▸ INSTRUCTION
Gather up the lines with the word "from" in them.

▸ EXTRACTED ENTRIES

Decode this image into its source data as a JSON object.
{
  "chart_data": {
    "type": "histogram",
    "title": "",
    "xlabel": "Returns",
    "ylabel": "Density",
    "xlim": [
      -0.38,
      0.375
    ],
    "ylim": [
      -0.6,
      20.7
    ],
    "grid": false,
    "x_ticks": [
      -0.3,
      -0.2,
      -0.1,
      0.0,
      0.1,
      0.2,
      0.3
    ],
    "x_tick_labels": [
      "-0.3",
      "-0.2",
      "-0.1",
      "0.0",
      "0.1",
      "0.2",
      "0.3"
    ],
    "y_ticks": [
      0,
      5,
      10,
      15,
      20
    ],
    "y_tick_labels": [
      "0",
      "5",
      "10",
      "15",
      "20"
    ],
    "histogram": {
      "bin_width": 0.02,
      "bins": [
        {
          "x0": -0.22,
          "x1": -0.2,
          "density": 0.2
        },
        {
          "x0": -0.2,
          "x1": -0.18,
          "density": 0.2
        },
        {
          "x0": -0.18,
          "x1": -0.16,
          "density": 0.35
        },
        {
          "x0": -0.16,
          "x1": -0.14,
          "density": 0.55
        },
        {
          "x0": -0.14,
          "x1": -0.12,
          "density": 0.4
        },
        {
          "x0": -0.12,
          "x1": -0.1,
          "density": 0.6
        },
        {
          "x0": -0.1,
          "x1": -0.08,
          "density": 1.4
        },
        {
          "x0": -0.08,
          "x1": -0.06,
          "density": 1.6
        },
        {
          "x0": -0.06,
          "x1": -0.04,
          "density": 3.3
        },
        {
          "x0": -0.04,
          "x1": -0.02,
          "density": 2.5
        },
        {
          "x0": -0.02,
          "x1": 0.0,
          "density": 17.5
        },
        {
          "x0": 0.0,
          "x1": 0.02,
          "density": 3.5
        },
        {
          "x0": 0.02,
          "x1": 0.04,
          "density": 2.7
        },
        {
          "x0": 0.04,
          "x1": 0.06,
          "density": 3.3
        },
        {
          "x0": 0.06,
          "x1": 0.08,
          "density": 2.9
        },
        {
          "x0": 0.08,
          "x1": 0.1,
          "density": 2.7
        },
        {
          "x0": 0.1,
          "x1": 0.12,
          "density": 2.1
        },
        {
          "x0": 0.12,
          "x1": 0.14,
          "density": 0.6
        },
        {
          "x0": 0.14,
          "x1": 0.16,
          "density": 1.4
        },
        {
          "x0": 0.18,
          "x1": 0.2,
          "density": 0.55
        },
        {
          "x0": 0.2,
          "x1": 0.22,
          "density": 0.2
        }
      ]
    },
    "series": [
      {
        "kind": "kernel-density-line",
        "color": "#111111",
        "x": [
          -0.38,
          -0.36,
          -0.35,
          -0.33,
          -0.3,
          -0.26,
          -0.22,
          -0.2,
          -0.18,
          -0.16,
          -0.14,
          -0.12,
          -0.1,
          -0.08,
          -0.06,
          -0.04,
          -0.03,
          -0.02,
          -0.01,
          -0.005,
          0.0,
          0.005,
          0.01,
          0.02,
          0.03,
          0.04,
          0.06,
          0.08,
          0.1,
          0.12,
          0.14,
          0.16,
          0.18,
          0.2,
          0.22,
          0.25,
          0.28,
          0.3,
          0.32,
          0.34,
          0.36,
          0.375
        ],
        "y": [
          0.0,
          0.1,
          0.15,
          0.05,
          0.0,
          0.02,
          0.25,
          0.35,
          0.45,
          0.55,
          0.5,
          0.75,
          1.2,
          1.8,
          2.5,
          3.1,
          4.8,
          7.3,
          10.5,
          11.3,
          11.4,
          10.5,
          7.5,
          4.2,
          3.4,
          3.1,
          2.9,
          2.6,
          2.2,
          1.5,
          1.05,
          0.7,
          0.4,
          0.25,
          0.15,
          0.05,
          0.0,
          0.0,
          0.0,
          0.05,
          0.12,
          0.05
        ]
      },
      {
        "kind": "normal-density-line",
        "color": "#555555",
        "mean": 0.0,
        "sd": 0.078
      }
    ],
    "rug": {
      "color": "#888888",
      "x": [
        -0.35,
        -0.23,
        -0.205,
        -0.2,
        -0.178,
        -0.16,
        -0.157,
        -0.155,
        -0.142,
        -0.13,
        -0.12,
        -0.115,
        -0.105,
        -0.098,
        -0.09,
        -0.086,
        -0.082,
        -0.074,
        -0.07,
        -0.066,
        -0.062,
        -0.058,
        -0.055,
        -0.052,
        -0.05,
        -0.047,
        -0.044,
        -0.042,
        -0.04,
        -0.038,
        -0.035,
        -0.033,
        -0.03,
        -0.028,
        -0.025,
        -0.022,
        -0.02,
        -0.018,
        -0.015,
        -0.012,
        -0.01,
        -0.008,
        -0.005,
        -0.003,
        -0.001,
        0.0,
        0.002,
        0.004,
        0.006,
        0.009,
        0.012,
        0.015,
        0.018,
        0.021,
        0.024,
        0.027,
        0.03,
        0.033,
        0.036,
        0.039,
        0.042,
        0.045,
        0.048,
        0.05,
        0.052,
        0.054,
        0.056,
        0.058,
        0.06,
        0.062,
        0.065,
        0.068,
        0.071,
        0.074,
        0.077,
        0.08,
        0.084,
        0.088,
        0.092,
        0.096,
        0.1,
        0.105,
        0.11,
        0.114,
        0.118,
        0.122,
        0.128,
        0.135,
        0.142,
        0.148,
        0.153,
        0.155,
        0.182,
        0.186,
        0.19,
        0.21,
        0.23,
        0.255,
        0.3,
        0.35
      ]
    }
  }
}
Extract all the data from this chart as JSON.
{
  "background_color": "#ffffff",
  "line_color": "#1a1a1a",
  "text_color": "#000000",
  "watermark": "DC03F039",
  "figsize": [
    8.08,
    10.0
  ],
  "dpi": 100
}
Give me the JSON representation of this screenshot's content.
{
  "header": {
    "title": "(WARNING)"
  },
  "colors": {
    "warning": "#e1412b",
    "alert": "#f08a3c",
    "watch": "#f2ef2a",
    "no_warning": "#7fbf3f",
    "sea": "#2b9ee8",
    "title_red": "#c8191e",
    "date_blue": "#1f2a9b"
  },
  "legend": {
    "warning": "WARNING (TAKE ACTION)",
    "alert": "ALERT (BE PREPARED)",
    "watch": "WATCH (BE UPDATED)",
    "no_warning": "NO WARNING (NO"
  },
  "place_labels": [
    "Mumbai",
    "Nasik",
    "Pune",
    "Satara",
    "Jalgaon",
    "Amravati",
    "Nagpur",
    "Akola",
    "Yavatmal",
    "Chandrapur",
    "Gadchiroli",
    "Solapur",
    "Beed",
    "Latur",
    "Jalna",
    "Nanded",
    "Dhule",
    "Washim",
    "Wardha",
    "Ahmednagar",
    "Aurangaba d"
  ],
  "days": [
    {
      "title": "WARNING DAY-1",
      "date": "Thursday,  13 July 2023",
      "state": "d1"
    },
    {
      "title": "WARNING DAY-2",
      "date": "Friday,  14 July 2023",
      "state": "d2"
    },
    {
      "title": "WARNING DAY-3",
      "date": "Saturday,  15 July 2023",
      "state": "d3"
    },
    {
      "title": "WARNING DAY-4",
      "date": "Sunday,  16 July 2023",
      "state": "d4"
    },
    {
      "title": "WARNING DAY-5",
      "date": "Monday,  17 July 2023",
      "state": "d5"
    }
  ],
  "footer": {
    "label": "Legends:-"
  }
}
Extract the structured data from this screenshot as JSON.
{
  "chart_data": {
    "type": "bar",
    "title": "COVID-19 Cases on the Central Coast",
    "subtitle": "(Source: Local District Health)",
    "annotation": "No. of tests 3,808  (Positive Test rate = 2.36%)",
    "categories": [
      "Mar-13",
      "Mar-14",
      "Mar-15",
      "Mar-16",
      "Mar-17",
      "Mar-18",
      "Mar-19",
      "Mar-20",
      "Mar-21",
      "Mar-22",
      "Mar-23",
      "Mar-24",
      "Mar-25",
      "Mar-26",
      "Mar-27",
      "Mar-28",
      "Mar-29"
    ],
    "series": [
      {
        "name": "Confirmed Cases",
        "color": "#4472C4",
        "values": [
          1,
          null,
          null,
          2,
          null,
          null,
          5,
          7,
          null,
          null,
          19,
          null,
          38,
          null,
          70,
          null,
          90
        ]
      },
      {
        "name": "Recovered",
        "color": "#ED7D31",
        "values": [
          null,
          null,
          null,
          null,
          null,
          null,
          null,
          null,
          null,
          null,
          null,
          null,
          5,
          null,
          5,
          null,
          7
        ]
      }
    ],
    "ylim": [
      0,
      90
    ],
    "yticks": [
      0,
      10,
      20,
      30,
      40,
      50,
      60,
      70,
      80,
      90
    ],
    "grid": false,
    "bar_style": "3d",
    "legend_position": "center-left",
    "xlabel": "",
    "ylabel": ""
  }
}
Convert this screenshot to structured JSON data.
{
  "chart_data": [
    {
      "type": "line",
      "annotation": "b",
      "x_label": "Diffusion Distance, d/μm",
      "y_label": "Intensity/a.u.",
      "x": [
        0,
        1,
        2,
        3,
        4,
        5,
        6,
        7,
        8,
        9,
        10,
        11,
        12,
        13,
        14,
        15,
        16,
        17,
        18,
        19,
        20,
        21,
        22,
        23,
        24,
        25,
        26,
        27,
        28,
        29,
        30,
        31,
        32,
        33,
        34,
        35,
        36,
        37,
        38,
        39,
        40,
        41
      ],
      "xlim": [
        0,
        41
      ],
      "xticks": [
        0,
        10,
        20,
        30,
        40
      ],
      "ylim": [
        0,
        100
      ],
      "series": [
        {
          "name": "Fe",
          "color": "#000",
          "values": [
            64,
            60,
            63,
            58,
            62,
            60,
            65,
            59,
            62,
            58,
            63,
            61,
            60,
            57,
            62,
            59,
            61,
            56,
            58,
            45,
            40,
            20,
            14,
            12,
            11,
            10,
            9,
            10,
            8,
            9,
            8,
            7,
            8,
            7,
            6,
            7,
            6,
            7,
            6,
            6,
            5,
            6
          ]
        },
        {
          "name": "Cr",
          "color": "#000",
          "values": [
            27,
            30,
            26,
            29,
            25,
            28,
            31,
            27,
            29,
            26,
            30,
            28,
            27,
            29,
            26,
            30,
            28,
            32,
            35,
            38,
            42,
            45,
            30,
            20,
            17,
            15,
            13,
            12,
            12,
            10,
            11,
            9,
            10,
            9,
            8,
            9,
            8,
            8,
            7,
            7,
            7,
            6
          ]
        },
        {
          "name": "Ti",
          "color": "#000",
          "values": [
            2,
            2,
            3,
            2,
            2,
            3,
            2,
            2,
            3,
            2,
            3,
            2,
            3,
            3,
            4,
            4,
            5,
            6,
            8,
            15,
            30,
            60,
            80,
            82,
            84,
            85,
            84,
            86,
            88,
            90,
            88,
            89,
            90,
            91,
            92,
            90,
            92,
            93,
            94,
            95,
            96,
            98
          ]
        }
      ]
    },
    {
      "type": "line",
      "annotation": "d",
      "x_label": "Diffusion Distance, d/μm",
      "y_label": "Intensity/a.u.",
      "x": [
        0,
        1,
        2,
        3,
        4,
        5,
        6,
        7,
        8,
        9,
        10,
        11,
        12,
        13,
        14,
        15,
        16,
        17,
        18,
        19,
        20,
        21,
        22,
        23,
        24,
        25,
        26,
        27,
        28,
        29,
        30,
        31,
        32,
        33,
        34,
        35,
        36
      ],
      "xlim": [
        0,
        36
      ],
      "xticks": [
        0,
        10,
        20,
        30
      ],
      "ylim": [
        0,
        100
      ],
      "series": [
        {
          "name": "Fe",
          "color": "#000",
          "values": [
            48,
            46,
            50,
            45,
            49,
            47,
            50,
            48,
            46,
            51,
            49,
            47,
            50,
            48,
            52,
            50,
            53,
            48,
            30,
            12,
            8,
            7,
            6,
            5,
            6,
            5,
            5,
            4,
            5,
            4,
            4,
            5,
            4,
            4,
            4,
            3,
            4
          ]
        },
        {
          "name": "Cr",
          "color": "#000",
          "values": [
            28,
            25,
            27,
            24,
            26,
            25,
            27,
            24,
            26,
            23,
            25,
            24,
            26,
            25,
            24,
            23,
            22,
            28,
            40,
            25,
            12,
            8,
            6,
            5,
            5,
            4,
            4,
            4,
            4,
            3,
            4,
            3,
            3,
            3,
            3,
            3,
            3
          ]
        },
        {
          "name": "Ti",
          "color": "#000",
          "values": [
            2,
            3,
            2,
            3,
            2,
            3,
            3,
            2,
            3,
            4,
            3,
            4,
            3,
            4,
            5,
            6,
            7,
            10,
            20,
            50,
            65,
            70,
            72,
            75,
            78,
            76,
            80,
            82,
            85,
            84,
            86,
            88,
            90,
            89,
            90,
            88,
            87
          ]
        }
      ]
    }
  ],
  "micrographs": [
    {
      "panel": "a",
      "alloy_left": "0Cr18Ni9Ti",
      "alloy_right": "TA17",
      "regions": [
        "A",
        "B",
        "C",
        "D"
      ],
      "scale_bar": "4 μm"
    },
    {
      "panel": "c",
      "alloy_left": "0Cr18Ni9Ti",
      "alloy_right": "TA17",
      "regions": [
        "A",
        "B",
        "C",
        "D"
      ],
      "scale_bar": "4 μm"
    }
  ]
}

▸ COMPLETE RESPONSE
Extract all the data from this chart as JSON.
Extract the structured data from this screenshot as JSON.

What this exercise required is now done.